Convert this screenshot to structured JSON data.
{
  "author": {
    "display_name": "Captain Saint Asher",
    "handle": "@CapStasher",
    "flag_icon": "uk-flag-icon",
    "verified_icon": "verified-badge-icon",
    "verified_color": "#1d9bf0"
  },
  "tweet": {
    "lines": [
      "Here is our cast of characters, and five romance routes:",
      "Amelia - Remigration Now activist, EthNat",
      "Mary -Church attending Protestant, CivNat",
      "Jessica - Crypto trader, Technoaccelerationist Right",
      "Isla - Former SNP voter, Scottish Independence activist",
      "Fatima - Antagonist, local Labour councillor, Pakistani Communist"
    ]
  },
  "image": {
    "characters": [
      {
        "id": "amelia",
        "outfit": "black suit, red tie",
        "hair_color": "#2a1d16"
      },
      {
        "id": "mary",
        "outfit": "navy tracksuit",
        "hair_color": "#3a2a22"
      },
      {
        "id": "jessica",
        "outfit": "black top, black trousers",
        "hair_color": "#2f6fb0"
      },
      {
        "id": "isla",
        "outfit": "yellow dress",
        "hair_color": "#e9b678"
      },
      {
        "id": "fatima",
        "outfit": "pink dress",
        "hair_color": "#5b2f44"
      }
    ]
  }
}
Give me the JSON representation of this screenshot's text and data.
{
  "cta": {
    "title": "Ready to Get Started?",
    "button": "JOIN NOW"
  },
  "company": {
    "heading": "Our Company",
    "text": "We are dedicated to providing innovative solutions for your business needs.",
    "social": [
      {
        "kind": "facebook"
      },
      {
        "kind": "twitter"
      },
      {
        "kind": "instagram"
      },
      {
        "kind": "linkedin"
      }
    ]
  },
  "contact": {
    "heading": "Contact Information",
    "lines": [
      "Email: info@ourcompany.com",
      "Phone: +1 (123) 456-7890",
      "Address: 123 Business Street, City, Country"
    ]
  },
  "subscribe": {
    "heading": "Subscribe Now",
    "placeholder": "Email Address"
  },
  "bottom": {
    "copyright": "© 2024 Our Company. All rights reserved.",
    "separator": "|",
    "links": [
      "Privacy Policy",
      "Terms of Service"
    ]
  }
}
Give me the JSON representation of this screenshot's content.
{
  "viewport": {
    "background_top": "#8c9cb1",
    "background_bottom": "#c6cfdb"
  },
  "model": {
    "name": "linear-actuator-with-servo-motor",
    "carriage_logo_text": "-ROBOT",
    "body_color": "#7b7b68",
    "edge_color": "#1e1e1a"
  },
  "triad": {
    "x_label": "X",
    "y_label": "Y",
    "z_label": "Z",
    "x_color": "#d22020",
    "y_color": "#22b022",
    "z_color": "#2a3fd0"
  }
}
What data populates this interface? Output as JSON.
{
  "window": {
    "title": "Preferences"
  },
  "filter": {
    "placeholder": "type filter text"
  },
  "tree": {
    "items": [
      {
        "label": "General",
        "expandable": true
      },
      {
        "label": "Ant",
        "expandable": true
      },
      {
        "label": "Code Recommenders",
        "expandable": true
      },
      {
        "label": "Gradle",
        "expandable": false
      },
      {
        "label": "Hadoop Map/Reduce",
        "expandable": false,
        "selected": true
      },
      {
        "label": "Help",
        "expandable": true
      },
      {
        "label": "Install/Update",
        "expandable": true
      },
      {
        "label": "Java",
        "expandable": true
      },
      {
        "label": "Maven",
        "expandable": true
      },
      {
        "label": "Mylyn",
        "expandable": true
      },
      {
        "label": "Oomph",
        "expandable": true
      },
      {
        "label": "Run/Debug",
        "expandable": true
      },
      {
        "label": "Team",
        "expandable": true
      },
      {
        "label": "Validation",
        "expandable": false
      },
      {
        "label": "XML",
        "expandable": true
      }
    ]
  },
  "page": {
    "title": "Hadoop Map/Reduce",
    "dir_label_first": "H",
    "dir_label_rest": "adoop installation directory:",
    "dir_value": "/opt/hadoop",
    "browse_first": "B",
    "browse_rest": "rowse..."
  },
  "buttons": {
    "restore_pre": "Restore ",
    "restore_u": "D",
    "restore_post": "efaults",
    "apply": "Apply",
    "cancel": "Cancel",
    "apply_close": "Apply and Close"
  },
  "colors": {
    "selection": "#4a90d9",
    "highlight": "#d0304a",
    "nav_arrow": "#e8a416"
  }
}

Task: Find all lines with "Reduce" in them and copy each one.

Completed exercise:
        "label": "Hadoop Map/Reduce",
    "title": "Hadoop Map/Reduce",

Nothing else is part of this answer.